• _Given problem_:
Could you extract every entry below and reproduce it exactly?
------------------------------
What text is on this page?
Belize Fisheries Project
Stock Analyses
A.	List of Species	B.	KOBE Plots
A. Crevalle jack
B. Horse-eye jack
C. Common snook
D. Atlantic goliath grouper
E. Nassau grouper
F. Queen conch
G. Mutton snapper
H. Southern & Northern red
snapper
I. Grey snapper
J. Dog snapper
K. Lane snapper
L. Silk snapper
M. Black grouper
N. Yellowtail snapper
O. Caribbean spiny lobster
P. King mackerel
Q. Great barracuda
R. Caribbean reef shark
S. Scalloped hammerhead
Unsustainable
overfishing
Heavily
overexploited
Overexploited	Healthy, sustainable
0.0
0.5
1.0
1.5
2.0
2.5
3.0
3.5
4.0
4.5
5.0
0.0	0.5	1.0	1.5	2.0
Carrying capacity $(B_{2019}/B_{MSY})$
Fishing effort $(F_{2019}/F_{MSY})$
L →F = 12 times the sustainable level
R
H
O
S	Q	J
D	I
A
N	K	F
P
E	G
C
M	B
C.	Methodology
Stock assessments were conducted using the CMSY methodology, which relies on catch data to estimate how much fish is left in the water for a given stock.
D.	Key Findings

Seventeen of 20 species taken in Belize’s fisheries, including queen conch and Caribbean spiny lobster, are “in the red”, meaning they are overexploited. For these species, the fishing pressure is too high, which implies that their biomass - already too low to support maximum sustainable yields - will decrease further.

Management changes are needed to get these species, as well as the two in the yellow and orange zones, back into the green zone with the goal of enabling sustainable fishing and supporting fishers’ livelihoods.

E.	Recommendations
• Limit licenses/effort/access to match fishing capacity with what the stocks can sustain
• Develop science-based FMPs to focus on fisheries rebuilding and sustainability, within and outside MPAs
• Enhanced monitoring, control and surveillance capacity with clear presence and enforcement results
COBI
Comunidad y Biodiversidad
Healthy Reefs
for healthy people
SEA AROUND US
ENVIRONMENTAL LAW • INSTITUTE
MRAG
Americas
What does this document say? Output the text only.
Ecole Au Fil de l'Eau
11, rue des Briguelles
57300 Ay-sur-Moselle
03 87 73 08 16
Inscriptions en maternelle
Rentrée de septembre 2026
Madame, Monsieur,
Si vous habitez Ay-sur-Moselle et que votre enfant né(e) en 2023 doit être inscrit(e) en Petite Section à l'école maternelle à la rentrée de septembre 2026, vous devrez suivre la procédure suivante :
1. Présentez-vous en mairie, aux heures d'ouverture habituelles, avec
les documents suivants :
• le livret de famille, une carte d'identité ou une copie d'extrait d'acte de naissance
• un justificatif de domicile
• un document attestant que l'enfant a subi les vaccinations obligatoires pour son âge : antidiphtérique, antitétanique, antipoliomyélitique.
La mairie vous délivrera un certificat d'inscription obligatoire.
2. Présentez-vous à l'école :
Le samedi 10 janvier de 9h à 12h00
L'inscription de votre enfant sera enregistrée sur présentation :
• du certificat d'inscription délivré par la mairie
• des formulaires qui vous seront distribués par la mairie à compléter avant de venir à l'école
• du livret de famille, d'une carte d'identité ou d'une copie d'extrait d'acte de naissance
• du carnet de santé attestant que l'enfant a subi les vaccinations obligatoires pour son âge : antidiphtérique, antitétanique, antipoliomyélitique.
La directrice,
------------------------------
• _The response_:
What text is on this page?
Belize Fisheries Project
Stock Analyses
A.	List of Species	B.	KOBE Plots
A. Crevalle jack
B. Horse-eye jack
C. Common snook
D. Atlantic goliath grouper
E. Nassau grouper
F. Queen conch
G. Mutton snapper
H. Southern & Northern red
snapper
I. Grey snapper
J. Dog snapper
K. Lane snapper
L. Silk snapper
M. Black grouper
N. Yellowtail snapper
O. Caribbean spiny lobster
P. King mackerel
Q. Great barracuda
R. Caribbean reef shark
S. Scalloped hammerhead
Unsustainable
overfishing
Heavily
overexploited
Overexploited	Healthy, sustainable
0.0
0.5
1.0
1.5
2.0
2.5
3.0
3.5
4.0
4.5
5.0
0.0	0.5	1.0	1.5	2.0
Carrying capacity $(B_{2019}/B_{MSY})$
Fishing effort $(F_{2019}/F_{MSY})$
L →F = 12 times the sustainable level
R
H
O
S	Q	J
D	I
A
N	K	F
P
E	G
C
M	B
C.	Methodology
Stock assessments were conducted using the CMSY methodology, which relies on catch data to estimate how much fish is left in the water for a given stock.
D.	Key Findings

Seventeen of 20 species taken in Belize’s fisheries, including queen conch and Caribbean spiny lobster, are “in the red”, meaning they are overexploited. For these species, the fishing pressure is too high, which implies that their biomass - already too low to support maximum sustainable yields - will decrease further.

Management changes are needed to get these species, as well as the two in the yellow and orange zones, back into the green zone with the goal of enabling sustainable fishing and supporting fishers’ livelihoods.

E.	Recommendations
• Limit licenses/effort/access to match fishing capacity with what the stocks can sustain
• Develop science-based FMPs to focus on fisheries rebuilding and sustainability, within and outside MPAs
• Enhanced monitoring, control and surveillance capacity with clear presence and enforcement results
COBI
Comunidad y Biodiversidad
Healthy Reefs
for healthy people
SEA AROUND US
ENVIRONMENTAL LAW • INSTITUTE
MRAG
Americas
What does this document say? Output the text only.
Ecole Au Fil de l'Eau
11, rue des Briguelles
57300 Ay-sur-Moselle
03 87 73 08 16
Inscriptions en maternelle
Rentrée de septembre 2026
Madame, Monsieur,
Si vous habitez Ay-sur-Moselle et que votre enfant né(e) en 2023 doit être inscrit(e) en Petite Section à l'école maternelle à la rentrée de septembre 2026, vous devrez suivre la procédure suivante :
1. Présentez-vous en mairie, aux heures d'ouverture habituelles, avec
les documents suivants :
• le livret de famille, une carte d'identité ou une copie d'extrait d'acte de naissance
• un justificatif de domicile
• un document attestant que l'enfant a subi les vaccinations obligatoires pour son âge : antidiphtérique, antitétanique, antipoliomyélitique.
La mairie vous délivrera un certificat d'inscription obligatoire.
2. Présentez-vous à l'école :
Le samedi 10 janvier de 9h à 12h00
L'inscription de votre enfant sera enregistrée sur présentation :
• du certificat d'inscription délivré par la mairie
• des formulaires qui vous seront distribués par la mairie à compléter avant de venir à l'école
• du livret de famille, d'une carte d'identité ou d'une copie d'extrait d'acte de naissance
• du carnet de santé attestant que l'enfant a subi les vaccinations obligatoires pour son âge : antidiphtérique, antitétanique, antipoliomyélitique.
La directrice,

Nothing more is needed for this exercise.